# What you have to do:
Can you transcribe every line exactly and leave the pictures behind?
START Supplied information
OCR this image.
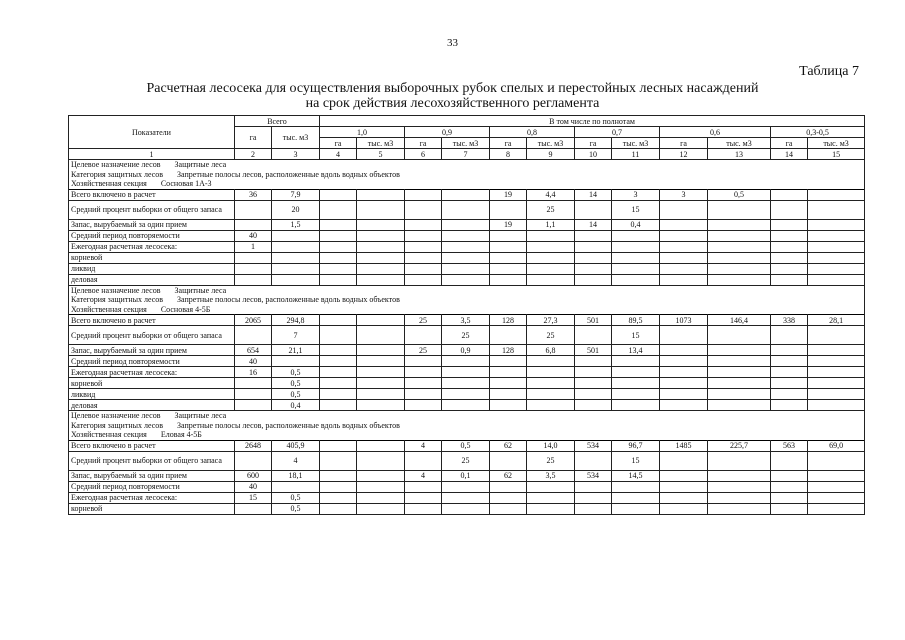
33
Таблица 7
Расчетная лесосека для осуществления выборочных рубок спелых и перестойных лесных насаждений
на срок действия лесохозяйственного регламента
Показатели	Всего		В том числе по полнотам											
	га	тыс. м3	1,0		0,9		0,8		0,7		0,6		0,3-0,5	
			га	тыс. м3	га	тыс. м3	га	тыс. м3	га	тыс. м3	га	тыс. м3	га	тыс. м3
1	2	3	4	5	6	7	8	9	10	11	12	13	14	15

Целевое назначение лесов Защитные леса
Категория защитных лесов Запретные полосы лесов, расположенные вдоль водных объектов
Хозяйственная секция Сосновая 1А-3														

Всего включено в расчет	36	7,9					19	4,4	14	3	3	0,5		
Средний процент выборки от общего запаса		20						25		15				
Запас, вырубаемый за один прием		1,5					19	1,1	14	0,4				
Средний период повторяемости	40													
Ежегодная расчетная лесосека:	1													
корневой														
ликвид														
деловая														

Целевое назначение лесов Защитные леса
Категория защитных лесов Запретные полосы лесов, расположенные вдоль водных объектов
Хозяйственная секция Сосновая 4-5Б														

Всего включено в расчет	2065	294,8			25	3,5	128	27,3	501	89,5	1073	146,4	338	28,1
Средний процент выборки от общего запаса		7				25		25		15				
Запас, вырубаемый за один прием	654	21,1			25	0,9	128	6,8	501	13,4				
Средний период повторяемости	40													
Ежегодная расчетная лесосека:	16	0,5												
корневой		0,5												
ликвид		0,5												
деловая		0,4												

Целевое назначение лесов Защитные леса
Категория защитных лесов Запретные полосы лесов, расположенные вдоль водных объектов
Хозяйственная секция Еловая 4-5Б														

Всего включено в расчет	2648	405,9			4	0,5	62	14,0	534	96,7	1485	225,7	563	69,0
Средний процент выборки от общего запаса		4				25		25		15				
Запас, вырубаемый за один прием	600	18,1			4	0,1	62	3,5	534	14,5				
Средний период повторяемости	40													
Ежегодная расчетная лесосека:	15	0,5												
корневой		0,5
END Supplied information
# Result of this exercise:
OCR this image.
33
Таблица 7
Расчетная лесосека для осуществления выборочных рубок спелых и перестойных лесных насаждений
на срок действия лесохозяйственного регламента
Показатели	Всего		В том числе по полнотам											
	га	тыс. м3	1,0		0,9		0,8		0,7		0,6		0,3-0,5	
			га	тыс. м3	га	тыс. м3	га	тыс. м3	га	тыс. м3	га	тыс. м3	га	тыс. м3
1	2	3	4	5	6	7	8	9	10	11	12	13	14	15

Целевое назначение лесов Защитные леса
Категория защитных лесов Запретные полосы лесов, расположенные вдоль водных объектов
Хозяйственная секция Сосновая 1А-3														

Всего включено в расчет	36	7,9					19	4,4	14	3	3	0,5		
Средний процент выборки от общего запаса		20						25		15				
Запас, вырубаемый за один прием		1,5					19	1,1	14	0,4				
Средний период повторяемости	40													
Ежегодная расчетная лесосека:	1													
корневой														
ликвид														
деловая														

Целевое назначение лесов Защитные леса
Категория защитных лесов Запретные полосы лесов, расположенные вдоль водных объектов
Хозяйственная секция Сосновая 4-5Б														

Всего включено в расчет	2065	294,8			25	3,5	128	27,3	501	89,5	1073	146,4	338	28,1
Средний процент выборки от общего запаса		7				25		25		15				
Запас, вырубаемый за один прием	654	21,1			25	0,9	128	6,8	501	13,4				
Средний период повторяемости	40													
Ежегодная расчетная лесосека:	16	0,5												
корневой		0,5												
ликвид		0,5												
деловая		0,4												

Целевое назначение лесов Защитные леса
Категория защитных лесов Запретные полосы лесов, расположенные вдоль водных объектов
Хозяйственная секция Еловая 4-5Б														

Всего включено в расчет	2648	405,9			4	0,5	62	14,0	534	96,7	1485	225,7	563	69,0
Средний процент выборки от общего запаса		4				25		25		15				
Запас, вырубаемый за один прием	600	18,1			4	0,1	62	3,5	534	14,5				
Средний период повторяемости	40													
Ежегодная расчетная лесосека:	15	0,5												
корневой		0,5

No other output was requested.